== Problem requirements ==
Will you transcribe the entries that follow, exactly and in full?

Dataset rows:
[Start]

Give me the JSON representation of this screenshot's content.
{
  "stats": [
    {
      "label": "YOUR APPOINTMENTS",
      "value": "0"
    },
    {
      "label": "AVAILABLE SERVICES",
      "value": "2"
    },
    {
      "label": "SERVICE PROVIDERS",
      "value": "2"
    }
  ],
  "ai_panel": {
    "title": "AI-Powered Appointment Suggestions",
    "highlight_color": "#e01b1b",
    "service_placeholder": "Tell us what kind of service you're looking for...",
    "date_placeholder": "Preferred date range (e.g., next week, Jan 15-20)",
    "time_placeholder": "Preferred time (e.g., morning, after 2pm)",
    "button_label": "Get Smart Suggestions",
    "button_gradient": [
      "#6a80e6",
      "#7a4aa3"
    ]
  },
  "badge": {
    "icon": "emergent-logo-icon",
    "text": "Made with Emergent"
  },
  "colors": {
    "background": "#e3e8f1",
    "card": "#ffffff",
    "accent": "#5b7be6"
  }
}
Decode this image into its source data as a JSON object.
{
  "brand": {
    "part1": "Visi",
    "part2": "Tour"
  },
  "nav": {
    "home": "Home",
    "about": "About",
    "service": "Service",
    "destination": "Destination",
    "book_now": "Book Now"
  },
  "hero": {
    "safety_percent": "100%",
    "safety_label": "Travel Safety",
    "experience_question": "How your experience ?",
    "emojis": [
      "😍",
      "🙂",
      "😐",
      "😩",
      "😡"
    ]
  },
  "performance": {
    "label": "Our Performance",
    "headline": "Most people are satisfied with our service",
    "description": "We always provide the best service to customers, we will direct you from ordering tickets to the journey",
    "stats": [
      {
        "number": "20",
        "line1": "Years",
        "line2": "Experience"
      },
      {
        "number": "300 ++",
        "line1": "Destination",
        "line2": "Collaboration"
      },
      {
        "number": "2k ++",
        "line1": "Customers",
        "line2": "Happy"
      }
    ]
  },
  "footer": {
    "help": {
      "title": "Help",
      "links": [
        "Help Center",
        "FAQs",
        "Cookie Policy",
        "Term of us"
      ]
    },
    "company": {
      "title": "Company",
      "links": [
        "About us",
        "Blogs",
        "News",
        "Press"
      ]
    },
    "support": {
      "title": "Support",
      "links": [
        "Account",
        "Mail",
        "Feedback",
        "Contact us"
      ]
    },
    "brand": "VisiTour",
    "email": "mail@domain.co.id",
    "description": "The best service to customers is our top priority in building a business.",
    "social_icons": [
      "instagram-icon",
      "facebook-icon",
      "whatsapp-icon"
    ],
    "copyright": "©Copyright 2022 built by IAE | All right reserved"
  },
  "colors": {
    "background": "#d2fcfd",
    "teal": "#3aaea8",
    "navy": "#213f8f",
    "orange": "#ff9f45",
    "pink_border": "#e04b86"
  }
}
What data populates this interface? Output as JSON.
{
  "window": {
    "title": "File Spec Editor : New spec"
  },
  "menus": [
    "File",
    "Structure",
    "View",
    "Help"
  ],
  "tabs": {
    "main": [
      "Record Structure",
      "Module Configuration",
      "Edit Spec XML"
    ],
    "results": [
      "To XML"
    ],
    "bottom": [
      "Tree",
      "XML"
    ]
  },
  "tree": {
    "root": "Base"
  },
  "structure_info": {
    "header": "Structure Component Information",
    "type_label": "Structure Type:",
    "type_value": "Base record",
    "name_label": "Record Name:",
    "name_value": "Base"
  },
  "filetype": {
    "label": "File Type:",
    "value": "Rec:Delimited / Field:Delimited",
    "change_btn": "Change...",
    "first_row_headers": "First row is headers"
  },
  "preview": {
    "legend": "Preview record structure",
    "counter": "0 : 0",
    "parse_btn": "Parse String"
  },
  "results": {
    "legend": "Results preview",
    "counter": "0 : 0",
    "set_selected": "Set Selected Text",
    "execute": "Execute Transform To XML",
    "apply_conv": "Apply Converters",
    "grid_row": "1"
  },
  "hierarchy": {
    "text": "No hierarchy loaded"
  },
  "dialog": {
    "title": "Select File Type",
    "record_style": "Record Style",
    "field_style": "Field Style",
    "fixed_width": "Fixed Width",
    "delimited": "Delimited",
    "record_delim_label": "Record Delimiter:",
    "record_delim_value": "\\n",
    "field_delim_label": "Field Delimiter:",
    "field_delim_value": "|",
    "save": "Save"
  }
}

[End]

== Exercise result ==
Give me the JSON representation of this screenshot's content.
{
  "stats": [
    {
      "label": "YOUR APPOINTMENTS",
      "value": "0"
    },
    {
      "label": "AVAILABLE SERVICES",
      "value": "2"
    },
    {
      "label": "SERVICE PROVIDERS",
      "value": "2"
    }
  ],
  "ai_panel": {
    "title": "AI-Powered Appointment Suggestions",
    "highlight_color": "#e01b1b",
    "service_placeholder": "Tell us what kind of service you're looking for...",
    "date_placeholder": "Preferred date range (e.g., next week, Jan 15-20)",
    "time_placeholder": "Preferred time (e.g., morning, after 2pm)",
    "button_label": "Get Smart Suggestions",
    "button_gradient": [
      "#6a80e6",
      "#7a4aa3"
    ]
  },
  "badge": {
    "icon": "emergent-logo-icon",
    "text": "Made with Emergent"
  },
  "colors": {
    "background": "#e3e8f1",
    "card": "#ffffff",
    "accent": "#5b7be6"
  }
}
Decode this image into its source data as a JSON object.
{
  "brand": {
    "part1": "Visi",
    "part2": "Tour"
  },
  "nav": {
    "home": "Home",
    "about": "About",
    "service": "Service",
    "destination": "Destination",
    "book_now": "Book Now"
  },
  "hero": {
    "safety_percent": "100%",
    "safety_label": "Travel Safety",
    "experience_question": "How your experience ?",
    "emojis": [
      "😍",
      "🙂",
      "😐",
      "😩",
      "😡"
    ]
  },
  "performance": {
    "label": "Our Performance",
    "headline": "Most people are satisfied with our service",
    "description": "We always provide the best service to customers, we will direct you from ordering tickets to the journey",
    "stats": [
      {
        "number": "20",
        "line1": "Years",
        "line2": "Experience"
      },
      {
        "number": "300 ++",
        "line1": "Destination",
        "line2": "Collaboration"
      },
      {
        "number": "2k ++",
        "line1": "Customers",
        "line2": "Happy"
      }
    ]
  },
  "footer": {
    "help": {
      "title": "Help",
      "links": [
        "Help Center",
        "FAQs",
        "Cookie Policy",
        "Term of us"
      ]
    },
    "company": {
      "title": "Company",
      "links": [
        "About us",
        "Blogs",
        "News",
        "Press"
      ]
    },
    "support": {
      "title": "Support",
      "links": [
        "Account",
        "Mail",
        "Feedback",
        "Contact us"
      ]
    },
    "brand": "VisiTour",
    "email": "mail@domain.co.id",
    "description": "The best service to customers is our top priority in building a business.",
    "social_icons": [
      "instagram-icon",
      "facebook-icon",
      "whatsapp-icon"
    ],
    "copyright": "©Copyright 2022 built by IAE | All right reserved"
  },
  "colors": {
    "background": "#d2fcfd",
    "teal": "#3aaea8",
    "navy": "#213f8f",
    "orange": "#ff9f45",
    "pink_border": "#e04b86"
  }
}
What data populates this interface? Output as JSON.
{
  "window": {
    "title": "File Spec Editor : New spec"
  },
  "menus": [
    "File",
    "Structure",
    "View",
    "Help"
  ],
  "tabs": {
    "main": [
      "Record Structure",
      "Module Configuration",
      "Edit Spec XML"
    ],
    "results": [
      "To XML"
    ],
    "bottom": [
      "Tree",
      "XML"
    ]
  },
  "tree": {
    "root": "Base"
  },
  "structure_info": {
    "header": "Structure Component Information",
    "type_label": "Structure Type:",
    "type_value": "Base record",
    "name_label": "Record Name:",
    "name_value": "Base"
  },
  "filetype": {
    "label": "File Type:",
    "value": "Rec:Delimited / Field:Delimited",
    "change_btn": "Change...",
    "first_row_headers": "First row is headers"
  },
  "preview": {
    "legend": "Preview record structure",
    "counter": "0 : 0",
    "parse_btn": "Parse String"
  },
  "results": {
    "legend": "Results preview",
    "counter": "0 : 0",
    "set_selected": "Set Selected Text",
    "execute": "Execute Transform To XML",
    "apply_conv": "Apply Converters",
    "grid_row": "1"
  },
  "hierarchy": {
    "text": "No hierarchy loaded"
  },
  "dialog": {
    "title": "Select File Type",
    "record_style": "Record Style",
    "field_style": "Field Style",
    "fixed_width": "Fixed Width",
    "delimited": "Delimited",
    "record_delim_label": "Record Delimiter:",
    "record_delim_value": "\\n",
    "field_delim_label": "Field Delimiter:",
    "field_delim_value": "|",
    "save": "Save"
  }
}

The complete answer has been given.